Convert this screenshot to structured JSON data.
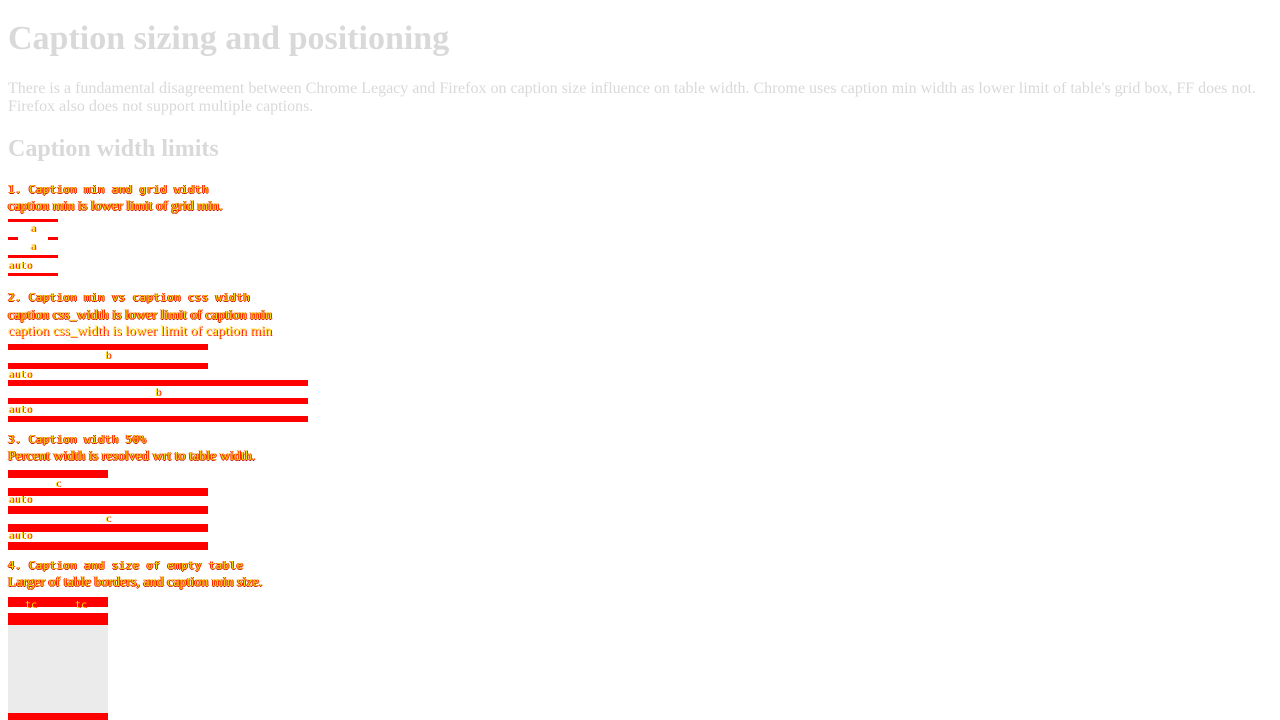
{
  "page": {
    "title": "Caption sizing and positioning",
    "intro": "There is a fundamental disagreement between Chrome Legacy and Firefox on caption size influence on table width. Chrome uses caption min width as lower limit of table's grid box, FF does not. Firefox also does not support multiple captions.",
    "section_title": "Caption width limits"
  },
  "tests": [
    {
      "heading": "1. Caption min and grid width",
      "description": "caption min is lower limit of grid min.",
      "cells": [
        "a",
        "a"
      ],
      "caption_text": "auto"
    },
    {
      "heading": "2. Caption min vs caption css width",
      "description": "caption css_width is lower limit of caption min",
      "cells": [
        "b",
        "b"
      ],
      "caption_text": "auto"
    },
    {
      "heading": "3. Caption width 50%",
      "description": "Percent width is resolved wrt to table width.",
      "cells": [
        "c",
        "c"
      ],
      "caption_text": "auto"
    },
    {
      "heading": "4. Caption and size of empty table",
      "description": "Larger of table borders, and caption min size.",
      "cells": [
        "tc",
        "tc"
      ]
    }
  ]
}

_ _ _ _

_GOAL OF THE EXERCISE_. Reproduce the material above in full and without alteration, but skip all pictures.

_ANSWER IN FULL_.
Convert this screenshot to structured JSON data.
{
  "page": {
    "title": "Caption sizing and positioning",
    "intro": "There is a fundamental disagreement between Chrome Legacy and Firefox on caption size influence on table width. Chrome uses caption min width as lower limit of table's grid box, FF does not. Firefox also does not support multiple captions.",
    "section_title": "Caption width limits"
  },
  "tests": [
    {
      "heading": "1. Caption min and grid width",
      "description": "caption min is lower limit of grid min.",
      "cells": [
        "a",
        "a"
      ],
      "caption_text": "auto"
    },
    {
      "heading": "2. Caption min vs caption css width",
      "description": "caption css_width is lower limit of caption min",
      "cells": [
        "b",
        "b"
      ],
      "caption_text": "auto"
    },
    {
      "heading": "3. Caption width 50%",
      "description": "Percent width is resolved wrt to table width.",
      "cells": [
        "c",
        "c"
      ],
      "caption_text": "auto"
    },
    {
      "heading": "4. Caption and size of empty table",
      "description": "Larger of table borders, and caption min size.",
      "cells": [
        "tc",
        "tc"
      ]
    }
  ]
}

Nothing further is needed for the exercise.